-- START --

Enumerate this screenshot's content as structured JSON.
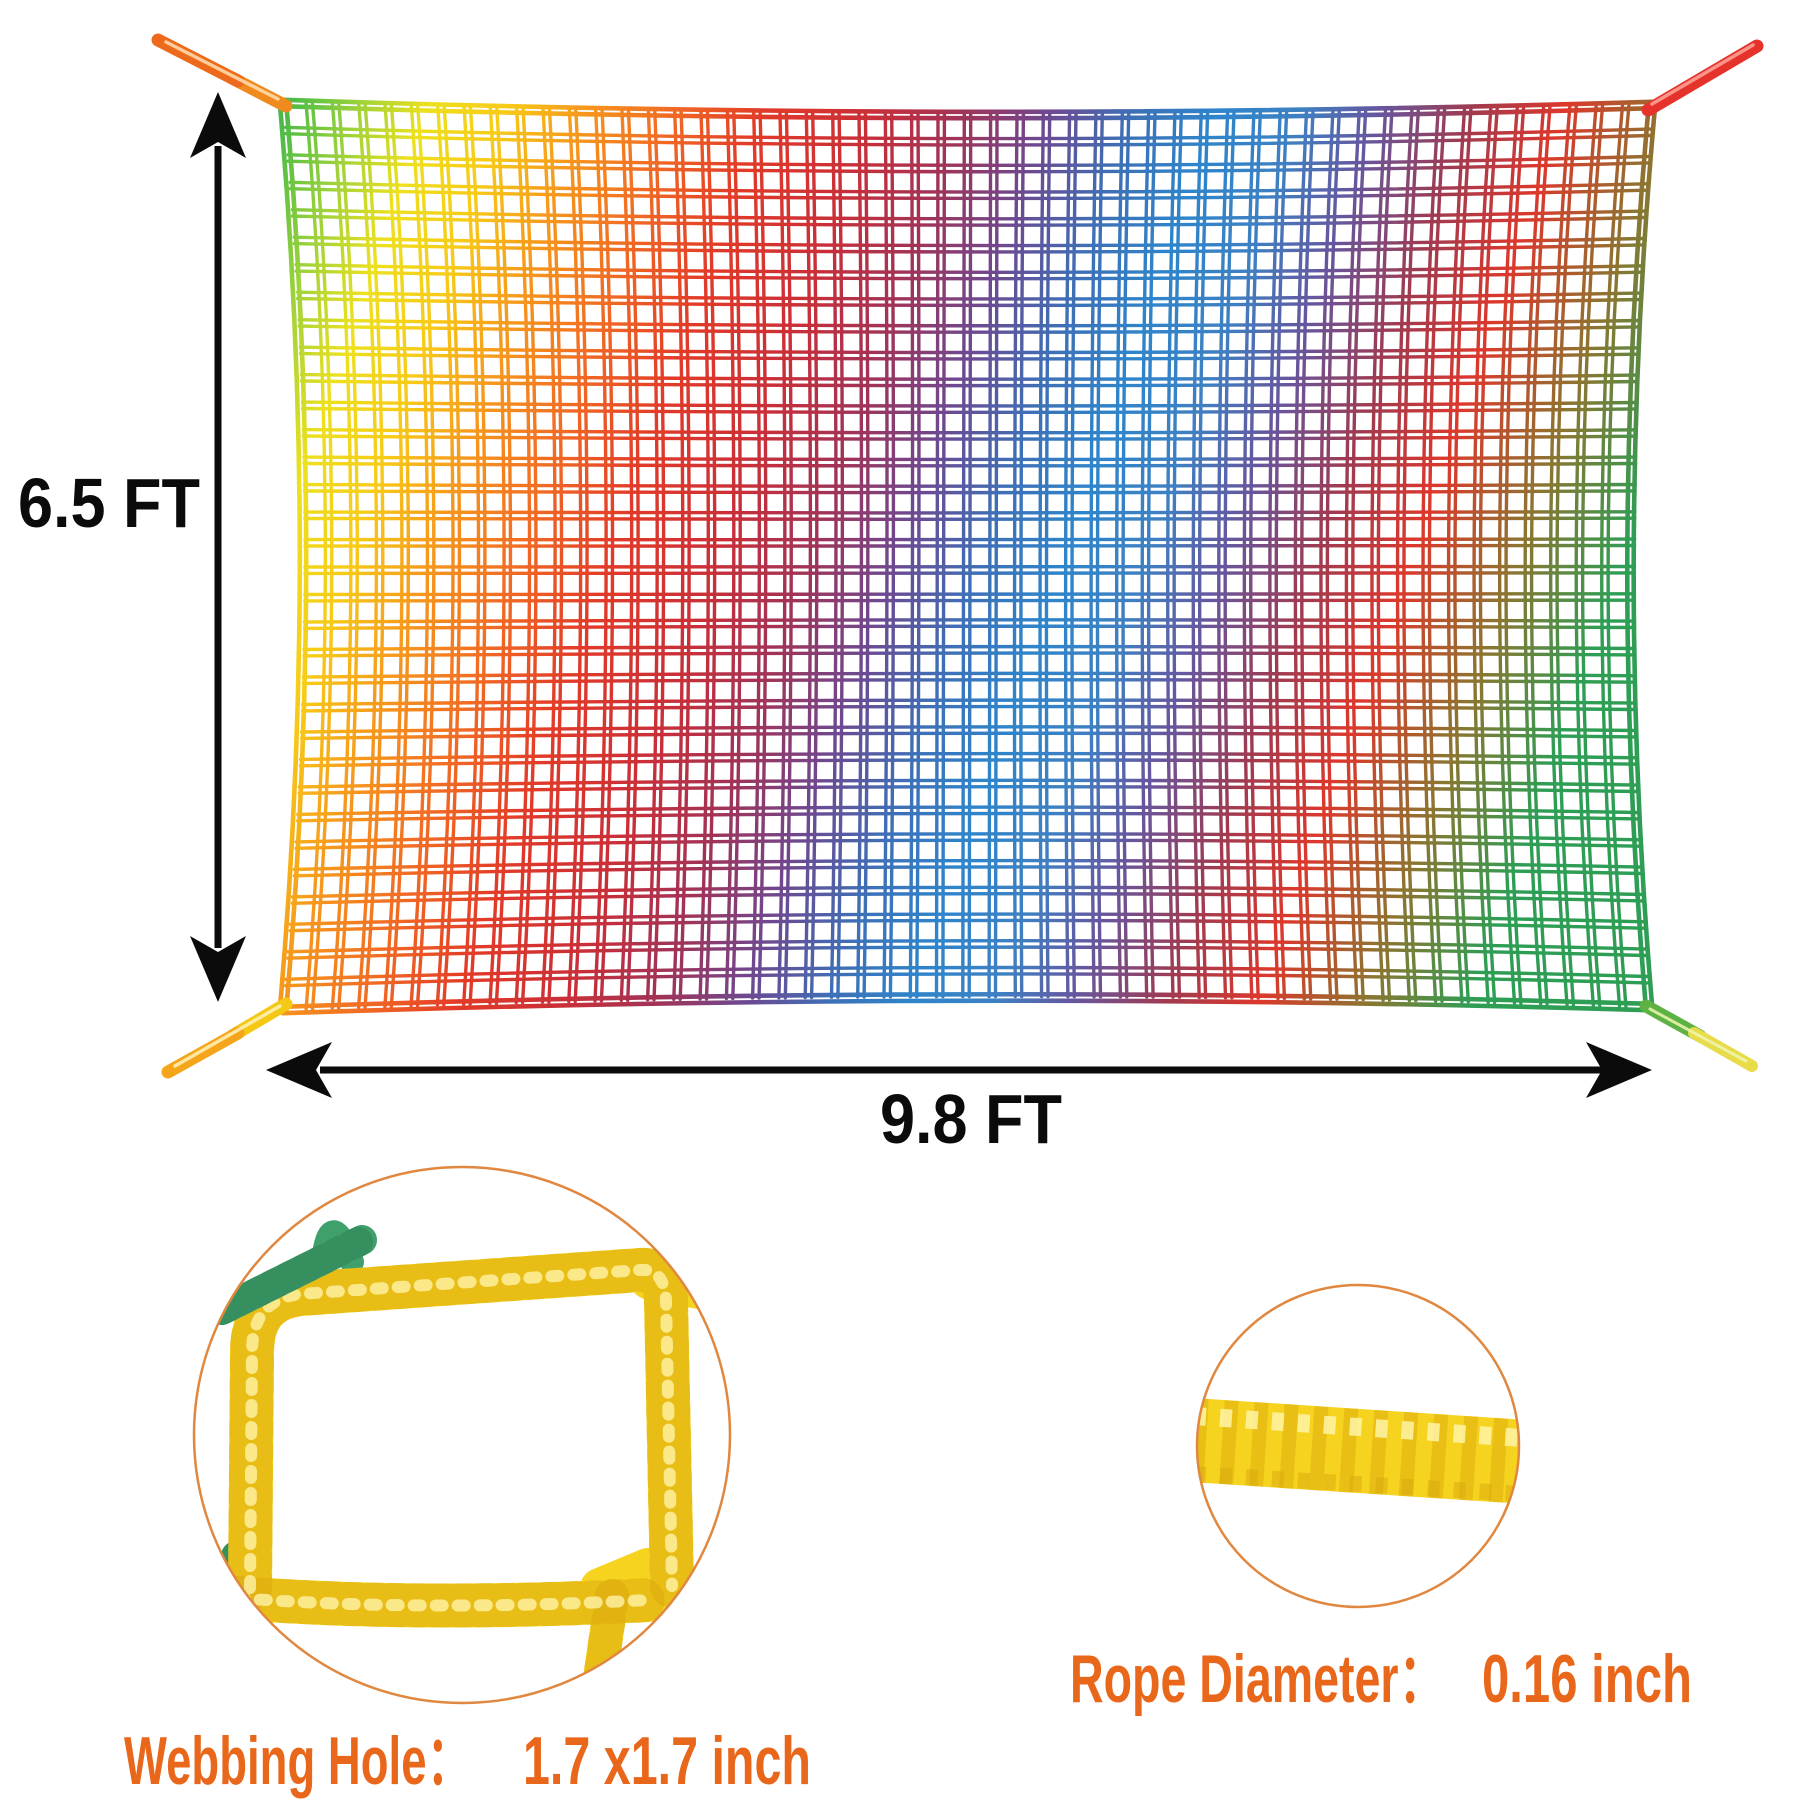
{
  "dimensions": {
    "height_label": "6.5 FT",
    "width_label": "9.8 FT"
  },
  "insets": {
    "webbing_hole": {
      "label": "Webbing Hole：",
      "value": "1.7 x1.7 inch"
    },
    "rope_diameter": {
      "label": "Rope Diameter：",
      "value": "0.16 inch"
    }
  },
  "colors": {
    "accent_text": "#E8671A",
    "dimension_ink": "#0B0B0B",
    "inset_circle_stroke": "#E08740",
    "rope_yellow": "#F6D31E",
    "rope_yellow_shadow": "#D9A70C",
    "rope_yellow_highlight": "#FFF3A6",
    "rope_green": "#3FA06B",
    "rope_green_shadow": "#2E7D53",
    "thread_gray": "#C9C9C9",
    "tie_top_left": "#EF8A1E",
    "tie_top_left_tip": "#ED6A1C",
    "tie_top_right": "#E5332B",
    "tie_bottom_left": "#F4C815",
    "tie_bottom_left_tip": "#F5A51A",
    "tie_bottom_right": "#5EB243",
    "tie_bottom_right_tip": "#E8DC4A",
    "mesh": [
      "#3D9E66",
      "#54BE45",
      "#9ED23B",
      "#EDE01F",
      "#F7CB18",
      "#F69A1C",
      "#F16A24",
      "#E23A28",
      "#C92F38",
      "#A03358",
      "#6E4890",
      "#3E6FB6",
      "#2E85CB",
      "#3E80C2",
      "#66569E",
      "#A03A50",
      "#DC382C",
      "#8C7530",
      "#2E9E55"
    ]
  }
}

-- END --

What you need to do:
Reproduce the whole listing above word for word, but not its pictures.

Problem solution:
Enumerate this screenshot's content as structured JSON.
{
  "dimensions": {
    "height_label": "6.5 FT",
    "width_label": "9.8 FT"
  },
  "insets": {
    "webbing_hole": {
      "label": "Webbing Hole：",
      "value": "1.7 x1.7 inch"
    },
    "rope_diameter": {
      "label": "Rope Diameter：",
      "value": "0.16 inch"
    }
  },
  "colors": {
    "accent_text": "#E8671A",
    "dimension_ink": "#0B0B0B",
    "inset_circle_stroke": "#E08740",
    "rope_yellow": "#F6D31E",
    "rope_yellow_shadow": "#D9A70C",
    "rope_yellow_highlight": "#FFF3A6",
    "rope_green": "#3FA06B",
    "rope_green_shadow": "#2E7D53",
    "thread_gray": "#C9C9C9",
    "tie_top_left": "#EF8A1E",
    "tie_top_left_tip": "#ED6A1C",
    "tie_top_right": "#E5332B",
    "tie_bottom_left": "#F4C815",
    "tie_bottom_left_tip": "#F5A51A",
    "tie_bottom_right": "#5EB243",
    "tie_bottom_right_tip": "#E8DC4A",
    "mesh": [
      "#3D9E66",
      "#54BE45",
      "#9ED23B",
      "#EDE01F",
      "#F7CB18",
      "#F69A1C",
      "#F16A24",
      "#E23A28",
      "#C92F38",
      "#A03358",
      "#6E4890",
      "#3E6FB6",
      "#2E85CB",
      "#3E80C2",
      "#66569E",
      "#A03A50",
      "#DC382C",
      "#8C7530",
      "#2E9E55"
    ]
  }
}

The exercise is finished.